Start of DATASET ENTRIES

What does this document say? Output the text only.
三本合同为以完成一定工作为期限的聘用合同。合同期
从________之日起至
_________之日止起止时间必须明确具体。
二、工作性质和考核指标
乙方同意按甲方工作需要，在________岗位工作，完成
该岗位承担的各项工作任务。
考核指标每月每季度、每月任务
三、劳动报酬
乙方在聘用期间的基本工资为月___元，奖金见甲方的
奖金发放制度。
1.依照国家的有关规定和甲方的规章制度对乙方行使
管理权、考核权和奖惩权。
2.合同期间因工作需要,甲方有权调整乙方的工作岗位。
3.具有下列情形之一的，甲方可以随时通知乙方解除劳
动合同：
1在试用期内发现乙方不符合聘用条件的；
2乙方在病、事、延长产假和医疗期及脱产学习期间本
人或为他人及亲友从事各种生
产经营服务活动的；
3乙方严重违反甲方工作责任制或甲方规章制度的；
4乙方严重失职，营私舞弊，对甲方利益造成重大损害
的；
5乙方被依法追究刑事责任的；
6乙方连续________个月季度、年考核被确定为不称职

End of DATASET ENTRIES

● PROBLEM TO SOLVE
Transcribe the full listing above without leaving anything out.

● WRITTEN RESPONSE
What does this document say? Output the text only.
三本合同为以完成一定工作为期限的聘用合同。合同期
从________之日起至
_________之日止起止时间必须明确具体。
二、工作性质和考核指标
乙方同意按甲方工作需要，在________岗位工作，完成
该岗位承担的各项工作任务。
考核指标每月每季度、每月任务
三、劳动报酬
乙方在聘用期间的基本工资为月___元，奖金见甲方的
奖金发放制度。
1.依照国家的有关规定和甲方的规章制度对乙方行使
管理权、考核权和奖惩权。
2.合同期间因工作需要,甲方有权调整乙方的工作岗位。
3.具有下列情形之一的，甲方可以随时通知乙方解除劳
动合同：
1在试用期内发现乙方不符合聘用条件的；
2乙方在病、事、延长产假和医疗期及脱产学习期间本
人或为他人及亲友从事各种生
产经营服务活动的；
3乙方严重违反甲方工作责任制或甲方规章制度的；
4乙方严重失职，营私舞弊，对甲方利益造成重大损害
的；
5乙方被依法追究刑事责任的；
6乙方连续________个月季度、年考核被确定为不称职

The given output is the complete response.